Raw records
<<<<
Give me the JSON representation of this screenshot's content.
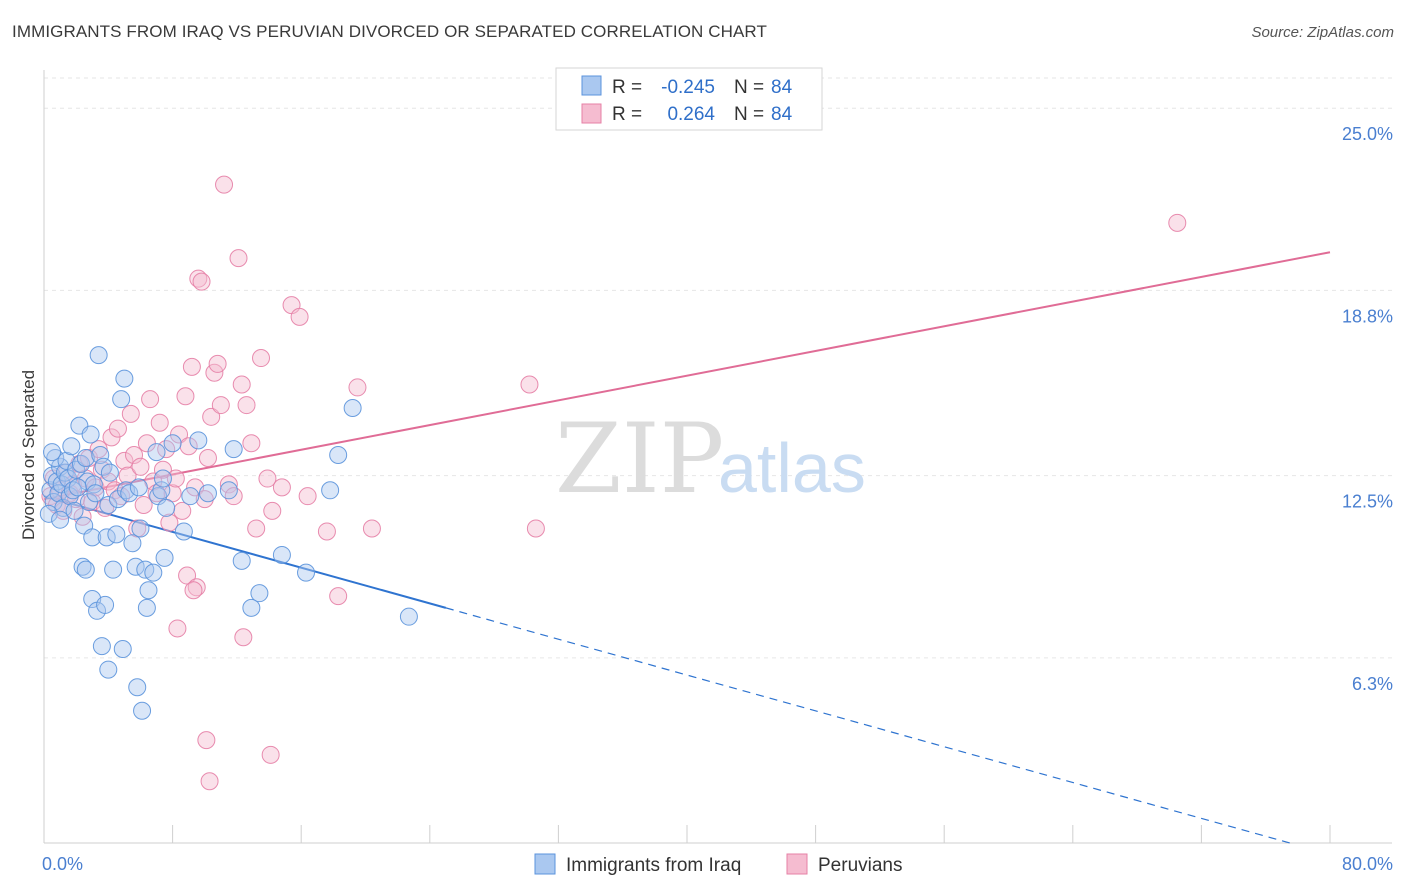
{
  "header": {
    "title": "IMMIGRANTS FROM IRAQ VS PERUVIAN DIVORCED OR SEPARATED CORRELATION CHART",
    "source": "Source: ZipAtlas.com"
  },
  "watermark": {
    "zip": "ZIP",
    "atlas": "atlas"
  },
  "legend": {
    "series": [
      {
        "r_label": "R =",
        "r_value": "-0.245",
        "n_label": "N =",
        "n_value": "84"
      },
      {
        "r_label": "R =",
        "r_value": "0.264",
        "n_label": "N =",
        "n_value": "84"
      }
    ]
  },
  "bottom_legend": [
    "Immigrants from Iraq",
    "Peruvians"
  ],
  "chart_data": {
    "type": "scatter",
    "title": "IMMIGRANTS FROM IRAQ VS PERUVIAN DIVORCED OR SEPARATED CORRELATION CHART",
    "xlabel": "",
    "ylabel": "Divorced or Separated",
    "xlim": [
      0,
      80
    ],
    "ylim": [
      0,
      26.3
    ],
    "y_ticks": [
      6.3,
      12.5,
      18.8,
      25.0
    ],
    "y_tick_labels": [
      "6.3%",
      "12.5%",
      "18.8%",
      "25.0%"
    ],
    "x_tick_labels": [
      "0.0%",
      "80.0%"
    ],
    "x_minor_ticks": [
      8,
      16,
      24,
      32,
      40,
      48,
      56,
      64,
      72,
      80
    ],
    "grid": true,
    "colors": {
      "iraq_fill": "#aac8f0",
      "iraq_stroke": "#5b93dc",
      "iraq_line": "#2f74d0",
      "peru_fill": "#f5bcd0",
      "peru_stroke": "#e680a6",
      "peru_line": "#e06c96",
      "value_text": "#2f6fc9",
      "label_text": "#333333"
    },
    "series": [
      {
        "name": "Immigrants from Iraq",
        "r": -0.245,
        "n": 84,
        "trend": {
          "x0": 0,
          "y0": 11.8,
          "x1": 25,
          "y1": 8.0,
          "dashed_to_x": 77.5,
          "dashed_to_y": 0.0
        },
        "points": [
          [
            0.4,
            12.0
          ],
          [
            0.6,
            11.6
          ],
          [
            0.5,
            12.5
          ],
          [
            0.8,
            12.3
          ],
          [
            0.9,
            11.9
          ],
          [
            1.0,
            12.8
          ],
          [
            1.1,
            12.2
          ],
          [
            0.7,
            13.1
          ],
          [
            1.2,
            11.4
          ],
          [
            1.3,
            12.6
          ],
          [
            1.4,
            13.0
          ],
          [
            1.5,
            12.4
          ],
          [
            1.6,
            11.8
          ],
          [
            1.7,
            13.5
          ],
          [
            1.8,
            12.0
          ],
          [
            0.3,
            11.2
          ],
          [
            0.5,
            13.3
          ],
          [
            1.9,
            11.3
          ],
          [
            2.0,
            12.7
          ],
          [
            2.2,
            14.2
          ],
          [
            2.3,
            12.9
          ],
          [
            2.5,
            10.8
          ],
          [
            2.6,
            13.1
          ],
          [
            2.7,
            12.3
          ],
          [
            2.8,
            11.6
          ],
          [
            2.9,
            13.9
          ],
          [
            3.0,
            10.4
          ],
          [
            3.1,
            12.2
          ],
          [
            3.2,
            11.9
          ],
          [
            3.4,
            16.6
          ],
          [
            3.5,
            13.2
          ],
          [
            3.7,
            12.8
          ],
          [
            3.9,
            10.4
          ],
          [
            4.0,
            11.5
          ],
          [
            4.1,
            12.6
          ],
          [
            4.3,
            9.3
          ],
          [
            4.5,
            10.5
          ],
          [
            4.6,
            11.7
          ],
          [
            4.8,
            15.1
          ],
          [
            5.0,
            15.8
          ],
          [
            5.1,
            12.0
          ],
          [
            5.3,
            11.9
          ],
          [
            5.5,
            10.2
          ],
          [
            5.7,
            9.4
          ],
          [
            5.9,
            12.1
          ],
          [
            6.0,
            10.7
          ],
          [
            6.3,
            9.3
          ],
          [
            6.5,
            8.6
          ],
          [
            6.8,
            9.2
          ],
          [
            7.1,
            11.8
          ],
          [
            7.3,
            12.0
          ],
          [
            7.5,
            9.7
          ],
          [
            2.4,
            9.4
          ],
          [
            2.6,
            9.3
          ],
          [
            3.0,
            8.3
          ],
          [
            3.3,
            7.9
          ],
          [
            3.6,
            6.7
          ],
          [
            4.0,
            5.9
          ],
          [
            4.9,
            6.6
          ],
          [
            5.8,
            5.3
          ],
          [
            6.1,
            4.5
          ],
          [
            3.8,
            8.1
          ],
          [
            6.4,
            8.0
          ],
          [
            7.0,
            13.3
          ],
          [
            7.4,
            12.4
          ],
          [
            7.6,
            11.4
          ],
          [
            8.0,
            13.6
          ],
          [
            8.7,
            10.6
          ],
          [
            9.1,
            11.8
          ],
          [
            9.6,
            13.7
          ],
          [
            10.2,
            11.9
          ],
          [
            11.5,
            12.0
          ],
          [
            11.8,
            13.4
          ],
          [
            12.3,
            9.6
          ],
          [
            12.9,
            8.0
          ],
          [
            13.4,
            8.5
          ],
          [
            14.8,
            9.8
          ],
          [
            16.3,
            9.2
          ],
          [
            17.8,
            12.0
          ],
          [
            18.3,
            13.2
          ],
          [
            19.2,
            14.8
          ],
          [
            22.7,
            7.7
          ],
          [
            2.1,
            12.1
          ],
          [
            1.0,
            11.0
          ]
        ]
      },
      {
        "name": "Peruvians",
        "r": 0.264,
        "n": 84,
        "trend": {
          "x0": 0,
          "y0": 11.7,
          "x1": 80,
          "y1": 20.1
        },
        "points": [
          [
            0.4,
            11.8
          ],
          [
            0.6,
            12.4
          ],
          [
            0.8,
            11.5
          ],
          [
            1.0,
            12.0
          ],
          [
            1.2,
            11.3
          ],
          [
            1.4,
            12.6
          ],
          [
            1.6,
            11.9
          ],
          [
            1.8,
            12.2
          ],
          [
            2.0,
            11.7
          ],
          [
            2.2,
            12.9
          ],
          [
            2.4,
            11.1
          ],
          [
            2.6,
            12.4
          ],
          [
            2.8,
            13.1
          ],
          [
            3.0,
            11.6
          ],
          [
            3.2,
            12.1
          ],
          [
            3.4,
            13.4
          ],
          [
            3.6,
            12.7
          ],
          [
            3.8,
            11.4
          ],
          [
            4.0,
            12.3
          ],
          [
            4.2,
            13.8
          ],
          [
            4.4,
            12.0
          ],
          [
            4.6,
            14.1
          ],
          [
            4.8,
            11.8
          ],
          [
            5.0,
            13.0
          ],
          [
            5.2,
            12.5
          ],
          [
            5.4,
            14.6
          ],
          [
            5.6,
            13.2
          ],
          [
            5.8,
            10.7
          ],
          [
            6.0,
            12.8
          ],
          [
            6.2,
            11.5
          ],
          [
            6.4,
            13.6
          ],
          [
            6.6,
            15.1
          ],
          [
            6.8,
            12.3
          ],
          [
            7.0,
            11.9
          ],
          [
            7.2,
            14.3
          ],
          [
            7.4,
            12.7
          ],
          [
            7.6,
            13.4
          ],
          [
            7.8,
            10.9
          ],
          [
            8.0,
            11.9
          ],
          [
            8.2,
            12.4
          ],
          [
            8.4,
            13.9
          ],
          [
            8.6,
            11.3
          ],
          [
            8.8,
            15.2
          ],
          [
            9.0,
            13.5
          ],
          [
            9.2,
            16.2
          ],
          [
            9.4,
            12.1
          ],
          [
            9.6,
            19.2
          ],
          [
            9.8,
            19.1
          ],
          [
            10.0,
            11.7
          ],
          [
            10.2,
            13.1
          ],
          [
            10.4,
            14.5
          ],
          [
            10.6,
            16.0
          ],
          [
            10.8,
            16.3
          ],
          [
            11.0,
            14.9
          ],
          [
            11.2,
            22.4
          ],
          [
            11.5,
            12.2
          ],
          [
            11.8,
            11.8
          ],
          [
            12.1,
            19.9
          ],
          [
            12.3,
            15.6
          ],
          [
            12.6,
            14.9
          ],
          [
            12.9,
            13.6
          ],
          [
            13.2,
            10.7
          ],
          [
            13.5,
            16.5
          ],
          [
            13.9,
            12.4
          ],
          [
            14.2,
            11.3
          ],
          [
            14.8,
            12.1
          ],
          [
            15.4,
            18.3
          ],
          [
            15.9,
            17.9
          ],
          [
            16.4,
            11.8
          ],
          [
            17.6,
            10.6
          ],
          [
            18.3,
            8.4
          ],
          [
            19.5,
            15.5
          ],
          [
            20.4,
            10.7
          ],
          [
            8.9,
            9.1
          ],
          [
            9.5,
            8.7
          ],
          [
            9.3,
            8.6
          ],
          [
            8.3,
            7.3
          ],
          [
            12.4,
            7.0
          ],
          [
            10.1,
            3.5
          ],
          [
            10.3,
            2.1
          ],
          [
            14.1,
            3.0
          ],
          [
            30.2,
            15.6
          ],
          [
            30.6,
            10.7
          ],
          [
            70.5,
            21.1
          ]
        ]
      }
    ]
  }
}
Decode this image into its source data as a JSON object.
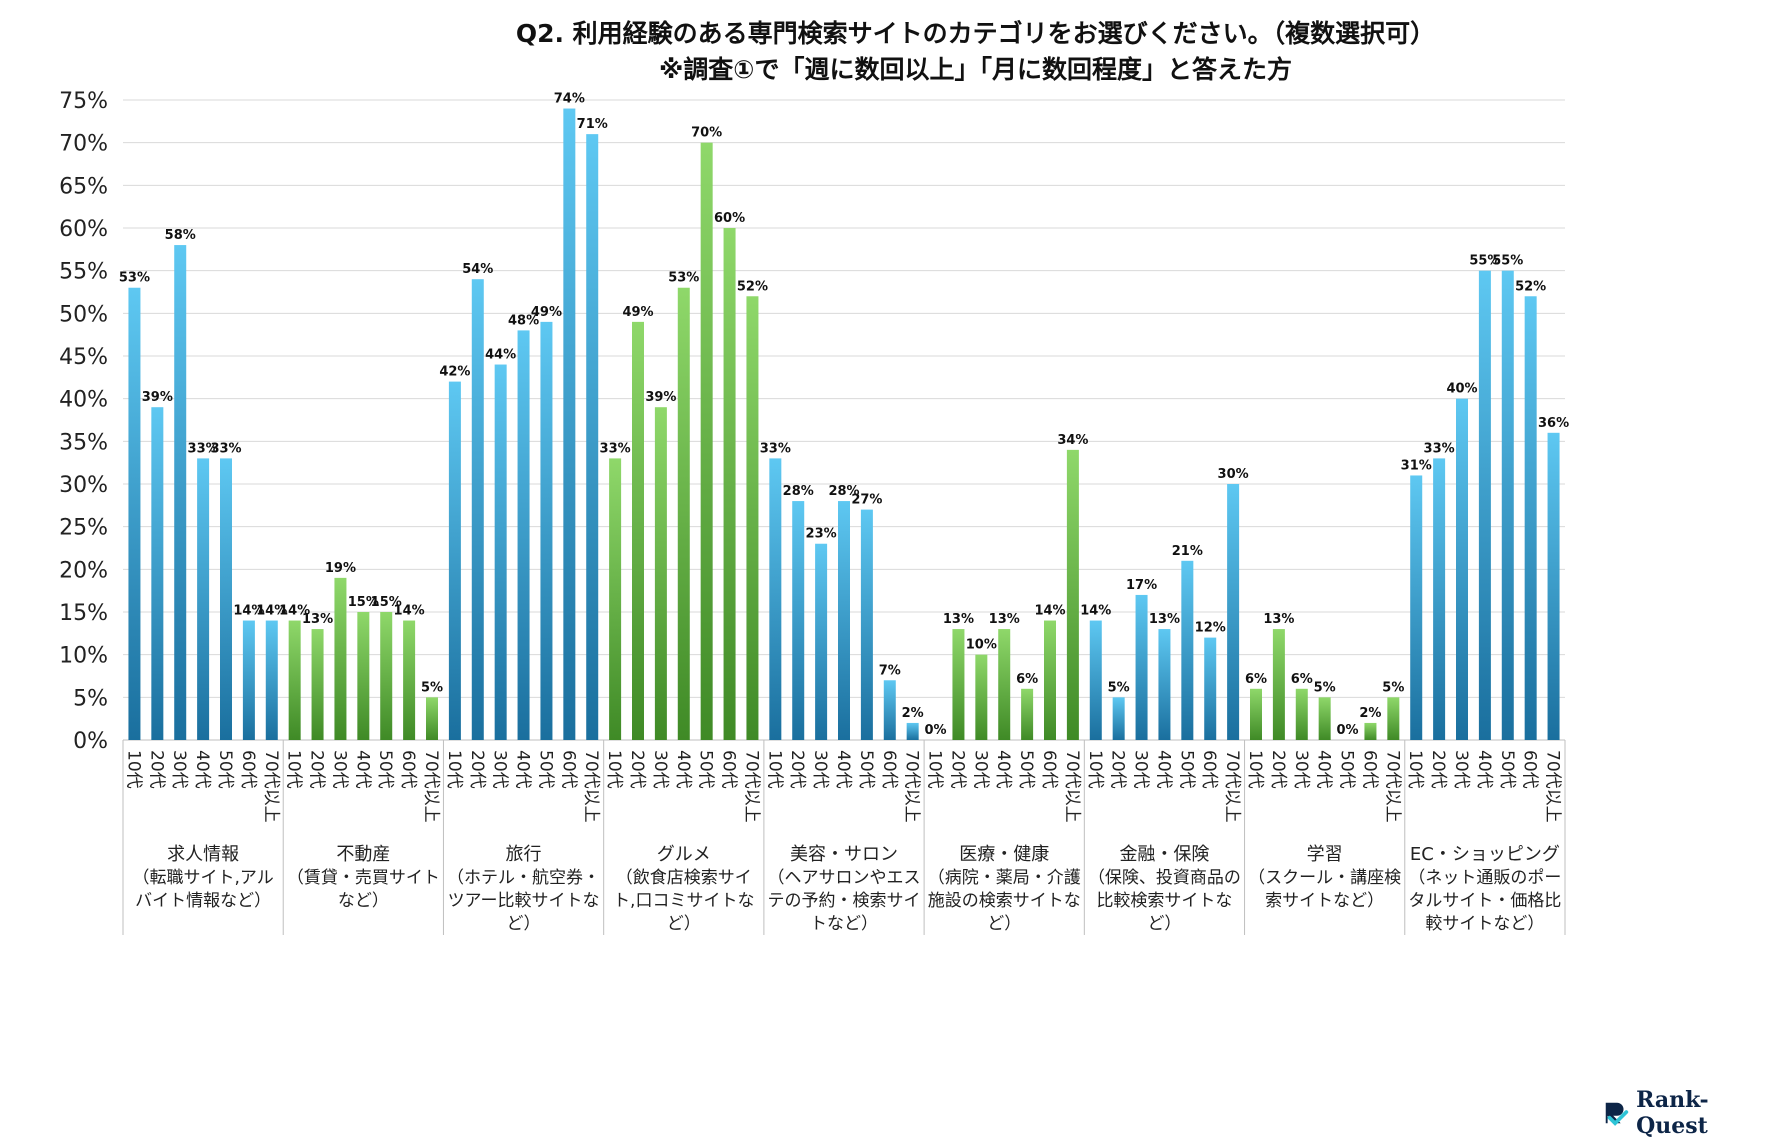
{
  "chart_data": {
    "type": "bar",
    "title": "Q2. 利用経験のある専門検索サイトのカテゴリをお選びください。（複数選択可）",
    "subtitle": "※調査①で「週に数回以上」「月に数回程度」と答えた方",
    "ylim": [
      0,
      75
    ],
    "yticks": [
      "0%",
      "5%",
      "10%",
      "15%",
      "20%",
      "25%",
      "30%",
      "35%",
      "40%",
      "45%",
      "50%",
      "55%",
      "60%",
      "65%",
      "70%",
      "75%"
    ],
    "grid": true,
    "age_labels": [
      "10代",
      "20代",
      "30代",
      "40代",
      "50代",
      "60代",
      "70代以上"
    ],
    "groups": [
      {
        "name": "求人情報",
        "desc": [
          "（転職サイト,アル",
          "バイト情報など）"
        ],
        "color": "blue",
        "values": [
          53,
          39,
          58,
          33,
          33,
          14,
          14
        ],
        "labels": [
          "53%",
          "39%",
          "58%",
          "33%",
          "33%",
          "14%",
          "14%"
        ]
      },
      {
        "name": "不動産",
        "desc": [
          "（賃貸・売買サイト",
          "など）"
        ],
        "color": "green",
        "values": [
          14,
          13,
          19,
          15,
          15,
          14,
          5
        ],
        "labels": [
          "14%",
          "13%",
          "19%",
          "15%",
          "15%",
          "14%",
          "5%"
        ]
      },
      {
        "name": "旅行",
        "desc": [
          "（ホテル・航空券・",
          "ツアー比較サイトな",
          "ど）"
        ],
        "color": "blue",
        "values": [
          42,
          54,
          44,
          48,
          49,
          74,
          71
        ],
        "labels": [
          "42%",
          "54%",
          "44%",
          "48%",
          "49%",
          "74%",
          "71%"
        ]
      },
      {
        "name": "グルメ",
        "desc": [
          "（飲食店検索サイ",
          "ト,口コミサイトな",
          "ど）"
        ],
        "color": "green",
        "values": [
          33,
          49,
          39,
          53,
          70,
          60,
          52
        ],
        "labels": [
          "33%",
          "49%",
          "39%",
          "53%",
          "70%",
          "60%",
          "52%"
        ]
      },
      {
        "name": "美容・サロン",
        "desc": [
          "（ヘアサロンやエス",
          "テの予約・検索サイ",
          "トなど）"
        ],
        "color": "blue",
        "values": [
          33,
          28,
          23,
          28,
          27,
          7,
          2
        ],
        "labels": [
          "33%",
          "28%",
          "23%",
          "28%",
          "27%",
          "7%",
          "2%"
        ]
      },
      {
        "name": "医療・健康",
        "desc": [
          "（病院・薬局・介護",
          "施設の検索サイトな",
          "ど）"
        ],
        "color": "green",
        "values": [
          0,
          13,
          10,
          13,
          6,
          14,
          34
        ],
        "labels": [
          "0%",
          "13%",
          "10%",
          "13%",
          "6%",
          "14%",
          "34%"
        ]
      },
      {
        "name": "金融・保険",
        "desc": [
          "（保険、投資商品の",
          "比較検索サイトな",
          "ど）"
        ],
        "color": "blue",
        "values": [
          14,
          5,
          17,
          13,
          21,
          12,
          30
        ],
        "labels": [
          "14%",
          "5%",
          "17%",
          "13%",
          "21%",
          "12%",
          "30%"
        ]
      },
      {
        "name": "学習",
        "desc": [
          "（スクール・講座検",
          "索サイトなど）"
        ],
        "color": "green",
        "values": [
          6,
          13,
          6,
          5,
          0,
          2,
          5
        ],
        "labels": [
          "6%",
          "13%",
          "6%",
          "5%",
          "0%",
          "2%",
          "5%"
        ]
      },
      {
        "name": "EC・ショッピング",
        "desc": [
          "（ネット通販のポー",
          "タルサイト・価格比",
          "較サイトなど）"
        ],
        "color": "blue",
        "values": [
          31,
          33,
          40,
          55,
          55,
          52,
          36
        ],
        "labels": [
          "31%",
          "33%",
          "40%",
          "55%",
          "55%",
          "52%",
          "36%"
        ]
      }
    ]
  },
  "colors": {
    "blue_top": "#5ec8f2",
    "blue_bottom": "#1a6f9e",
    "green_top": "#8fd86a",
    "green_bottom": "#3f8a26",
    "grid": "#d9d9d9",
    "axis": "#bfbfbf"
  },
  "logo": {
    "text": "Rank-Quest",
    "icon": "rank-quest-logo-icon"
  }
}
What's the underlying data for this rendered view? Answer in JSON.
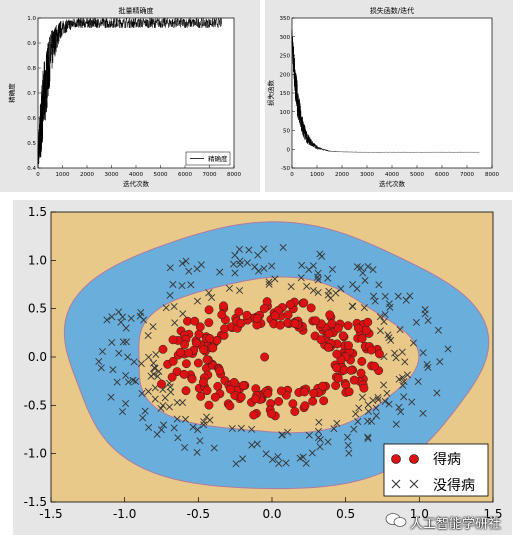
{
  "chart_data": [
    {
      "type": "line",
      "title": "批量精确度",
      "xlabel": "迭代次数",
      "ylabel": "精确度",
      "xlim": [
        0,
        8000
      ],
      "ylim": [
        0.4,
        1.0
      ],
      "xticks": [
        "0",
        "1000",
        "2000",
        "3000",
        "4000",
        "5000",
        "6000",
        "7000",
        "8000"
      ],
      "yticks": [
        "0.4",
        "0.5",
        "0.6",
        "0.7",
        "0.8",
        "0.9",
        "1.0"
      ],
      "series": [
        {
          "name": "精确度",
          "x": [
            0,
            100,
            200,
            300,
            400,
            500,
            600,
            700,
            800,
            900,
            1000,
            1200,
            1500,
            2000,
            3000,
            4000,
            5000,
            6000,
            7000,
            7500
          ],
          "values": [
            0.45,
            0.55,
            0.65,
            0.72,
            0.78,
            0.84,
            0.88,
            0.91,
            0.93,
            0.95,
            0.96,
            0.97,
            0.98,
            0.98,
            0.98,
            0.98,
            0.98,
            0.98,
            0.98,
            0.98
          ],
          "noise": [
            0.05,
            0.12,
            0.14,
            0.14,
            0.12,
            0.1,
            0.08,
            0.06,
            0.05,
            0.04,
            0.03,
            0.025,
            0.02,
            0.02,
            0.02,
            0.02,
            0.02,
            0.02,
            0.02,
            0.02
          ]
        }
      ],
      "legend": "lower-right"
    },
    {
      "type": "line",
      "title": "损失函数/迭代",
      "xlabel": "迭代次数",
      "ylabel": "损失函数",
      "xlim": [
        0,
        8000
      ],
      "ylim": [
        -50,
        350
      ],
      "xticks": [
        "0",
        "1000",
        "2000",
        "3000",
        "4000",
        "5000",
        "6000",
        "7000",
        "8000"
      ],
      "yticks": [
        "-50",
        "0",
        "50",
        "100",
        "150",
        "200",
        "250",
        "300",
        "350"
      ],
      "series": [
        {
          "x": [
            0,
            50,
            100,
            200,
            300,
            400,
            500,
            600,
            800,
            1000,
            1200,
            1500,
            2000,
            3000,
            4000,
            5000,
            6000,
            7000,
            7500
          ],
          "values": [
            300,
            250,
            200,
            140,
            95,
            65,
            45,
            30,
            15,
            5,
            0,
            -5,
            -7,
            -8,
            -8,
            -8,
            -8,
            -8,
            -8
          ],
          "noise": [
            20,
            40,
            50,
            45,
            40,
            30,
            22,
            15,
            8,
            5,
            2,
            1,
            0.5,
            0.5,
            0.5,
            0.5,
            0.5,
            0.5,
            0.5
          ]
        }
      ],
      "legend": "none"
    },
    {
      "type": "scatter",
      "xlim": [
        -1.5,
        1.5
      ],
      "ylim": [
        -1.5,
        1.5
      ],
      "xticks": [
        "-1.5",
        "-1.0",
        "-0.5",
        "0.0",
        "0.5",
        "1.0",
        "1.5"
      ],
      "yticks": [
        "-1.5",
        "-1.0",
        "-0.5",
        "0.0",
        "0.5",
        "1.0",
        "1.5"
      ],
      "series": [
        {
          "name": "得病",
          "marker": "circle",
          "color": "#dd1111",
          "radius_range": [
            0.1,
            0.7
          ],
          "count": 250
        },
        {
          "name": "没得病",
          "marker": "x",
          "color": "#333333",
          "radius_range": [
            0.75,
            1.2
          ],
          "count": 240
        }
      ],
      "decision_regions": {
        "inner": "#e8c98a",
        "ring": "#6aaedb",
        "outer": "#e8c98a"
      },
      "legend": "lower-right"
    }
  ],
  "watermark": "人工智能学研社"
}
>>>>
### STATED GOAL
Search the data for the string "type". List each line that has it.

### TASK RESPONSE
    "type": "scatter",
    "type": "bar",
      "type": "line",
      "type": "line",
      "type": "scatter",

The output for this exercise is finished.